WRITTEN REQUEST: Retype the data below without altering anything.

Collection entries
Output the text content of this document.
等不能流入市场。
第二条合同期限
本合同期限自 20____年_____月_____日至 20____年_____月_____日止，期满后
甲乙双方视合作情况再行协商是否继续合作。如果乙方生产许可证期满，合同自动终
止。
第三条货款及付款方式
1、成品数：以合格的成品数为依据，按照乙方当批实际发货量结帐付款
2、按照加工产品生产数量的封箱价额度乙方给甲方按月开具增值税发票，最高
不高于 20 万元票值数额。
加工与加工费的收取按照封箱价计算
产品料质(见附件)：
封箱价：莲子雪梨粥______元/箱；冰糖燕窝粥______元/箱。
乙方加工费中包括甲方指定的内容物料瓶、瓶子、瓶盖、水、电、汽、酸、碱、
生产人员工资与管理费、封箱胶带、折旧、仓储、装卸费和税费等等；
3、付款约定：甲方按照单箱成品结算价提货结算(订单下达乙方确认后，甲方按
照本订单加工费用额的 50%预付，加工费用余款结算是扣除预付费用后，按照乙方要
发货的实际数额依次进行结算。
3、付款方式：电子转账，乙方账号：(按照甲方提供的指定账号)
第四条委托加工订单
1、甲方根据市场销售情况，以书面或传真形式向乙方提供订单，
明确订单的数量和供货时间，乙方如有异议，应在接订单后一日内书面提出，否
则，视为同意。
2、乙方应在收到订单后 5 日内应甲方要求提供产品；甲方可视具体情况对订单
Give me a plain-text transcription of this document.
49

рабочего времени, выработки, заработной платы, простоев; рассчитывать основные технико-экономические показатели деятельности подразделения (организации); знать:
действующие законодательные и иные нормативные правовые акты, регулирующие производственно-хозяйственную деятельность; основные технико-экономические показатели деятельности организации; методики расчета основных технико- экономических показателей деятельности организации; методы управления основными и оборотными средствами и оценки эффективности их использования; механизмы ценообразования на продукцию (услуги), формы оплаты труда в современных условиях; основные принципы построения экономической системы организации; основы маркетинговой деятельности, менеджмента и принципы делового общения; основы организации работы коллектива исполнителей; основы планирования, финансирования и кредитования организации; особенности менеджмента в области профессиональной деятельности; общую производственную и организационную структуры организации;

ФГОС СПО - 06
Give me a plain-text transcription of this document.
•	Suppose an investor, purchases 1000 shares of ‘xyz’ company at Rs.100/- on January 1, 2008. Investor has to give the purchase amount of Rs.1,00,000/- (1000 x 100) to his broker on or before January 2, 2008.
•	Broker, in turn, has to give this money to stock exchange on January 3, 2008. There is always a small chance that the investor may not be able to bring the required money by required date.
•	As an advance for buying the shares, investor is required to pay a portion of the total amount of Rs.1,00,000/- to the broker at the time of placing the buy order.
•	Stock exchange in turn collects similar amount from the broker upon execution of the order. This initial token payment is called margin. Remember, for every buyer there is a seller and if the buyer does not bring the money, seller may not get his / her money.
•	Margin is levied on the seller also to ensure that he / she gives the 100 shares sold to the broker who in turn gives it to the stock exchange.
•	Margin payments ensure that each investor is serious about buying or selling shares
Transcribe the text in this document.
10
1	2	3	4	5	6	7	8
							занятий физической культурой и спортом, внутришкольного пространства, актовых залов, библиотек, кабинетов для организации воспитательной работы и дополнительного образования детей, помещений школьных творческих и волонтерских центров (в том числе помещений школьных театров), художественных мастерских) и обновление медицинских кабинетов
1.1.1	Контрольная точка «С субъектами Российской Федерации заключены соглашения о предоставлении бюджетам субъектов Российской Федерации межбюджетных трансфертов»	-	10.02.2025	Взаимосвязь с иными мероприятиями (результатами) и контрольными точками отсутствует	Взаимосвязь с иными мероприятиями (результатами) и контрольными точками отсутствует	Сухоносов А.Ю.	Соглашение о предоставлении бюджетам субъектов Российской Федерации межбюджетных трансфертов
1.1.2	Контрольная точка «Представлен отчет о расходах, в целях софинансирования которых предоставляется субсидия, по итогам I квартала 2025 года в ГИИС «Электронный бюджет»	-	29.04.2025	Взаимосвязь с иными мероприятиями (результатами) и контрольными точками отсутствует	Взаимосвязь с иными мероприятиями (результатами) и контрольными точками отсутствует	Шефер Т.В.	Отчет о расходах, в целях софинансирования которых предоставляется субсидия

CORRECT OUTPUT:
Output the text content of this document.
等不能流入市场。
第二条合同期限
本合同期限自 20____年_____月_____日至 20____年_____月_____日止，期满后
甲乙双方视合作情况再行协商是否继续合作。如果乙方生产许可证期满，合同自动终
止。
第三条货款及付款方式
1、成品数：以合格的成品数为依据，按照乙方当批实际发货量结帐付款
2、按照加工产品生产数量的封箱价额度乙方给甲方按月开具增值税发票，最高
不高于 20 万元票值数额。
加工与加工费的收取按照封箱价计算
产品料质(见附件)：
封箱价：莲子雪梨粥______元/箱；冰糖燕窝粥______元/箱。
乙方加工费中包括甲方指定的内容物料瓶、瓶子、瓶盖、水、电、汽、酸、碱、
生产人员工资与管理费、封箱胶带、折旧、仓储、装卸费和税费等等；
3、付款约定：甲方按照单箱成品结算价提货结算(订单下达乙方确认后，甲方按
照本订单加工费用额的 50%预付，加工费用余款结算是扣除预付费用后，按照乙方要
发货的实际数额依次进行结算。
3、付款方式：电子转账，乙方账号：(按照甲方提供的指定账号)
第四条委托加工订单
1、甲方根据市场销售情况，以书面或传真形式向乙方提供订单，
明确订单的数量和供货时间，乙方如有异议，应在接订单后一日内书面提出，否
则，视为同意。
2、乙方应在收到订单后 5 日内应甲方要求提供产品；甲方可视具体情况对订单
Give me a plain-text transcription of this document.
49

рабочего времени, выработки, заработной платы, простоев; рассчитывать основные технико-экономические показатели деятельности подразделения (организации); знать:
действующие законодательные и иные нормативные правовые акты, регулирующие производственно-хозяйственную деятельность; основные технико-экономические показатели деятельности организации; методики расчета основных технико- экономических показателей деятельности организации; методы управления основными и оборотными средствами и оценки эффективности их использования; механизмы ценообразования на продукцию (услуги), формы оплаты труда в современных условиях; основные принципы построения экономической системы организации; основы маркетинговой деятельности, менеджмента и принципы делового общения; основы организации работы коллектива исполнителей; основы планирования, финансирования и кредитования организации; особенности менеджмента в области профессиональной деятельности; общую производственную и организационную структуры организации;

ФГОС СПО - 06
Give me a plain-text transcription of this document.
•	Suppose an investor, purchases 1000 shares of ‘xyz’ company at Rs.100/- on January 1, 2008. Investor has to give the purchase amount of Rs.1,00,000/- (1000 x 100) to his broker on or before January 2, 2008.
•	Broker, in turn, has to give this money to stock exchange on January 3, 2008. There is always a small chance that the investor may not be able to bring the required money by required date.
•	As an advance for buying the shares, investor is required to pay a portion of the total amount of Rs.1,00,000/- to the broker at the time of placing the buy order.
•	Stock exchange in turn collects similar amount from the broker upon execution of the order. This initial token payment is called margin. Remember, for every buyer there is a seller and if the buyer does not bring the money, seller may not get his / her money.
•	Margin is levied on the seller also to ensure that he / she gives the 100 shares sold to the broker who in turn gives it to the stock exchange.
•	Margin payments ensure that each investor is serious about buying or selling shares
Transcribe the text in this document.
10
1	2	3	4	5	6	7	8
							занятий физической культурой и спортом, внутришкольного пространства, актовых залов, библиотек, кабинетов для организации воспитательной работы и дополнительного образования детей, помещений школьных творческих и волонтерских центров (в том числе помещений школьных театров), художественных мастерских) и обновление медицинских кабинетов
1.1.1	Контрольная точка «С субъектами Российской Федерации заключены соглашения о предоставлении бюджетам субъектов Российской Федерации межбюджетных трансфертов»	-	10.02.2025	Взаимосвязь с иными мероприятиями (результатами) и контрольными точками отсутствует	Взаимосвязь с иными мероприятиями (результатами) и контрольными точками отсутствует	Сухоносов А.Ю.	Соглашение о предоставлении бюджетам субъектов Российской Федерации межбюджетных трансфертов
1.1.2	Контрольная точка «Представлен отчет о расходах, в целях софинансирования которых предоставляется субсидия, по итогам I квартала 2025 года в ГИИС «Электронный бюджет»	-	29.04.2025	Взаимосвязь с иными мероприятиями (результатами) и контрольными точками отсутствует	Взаимосвязь с иными мероприятиями (результатами) и контрольными точками отсутствует	Шефер Т.В.	Отчет о расходах, в целях софинансирования которых предоставляется субсидия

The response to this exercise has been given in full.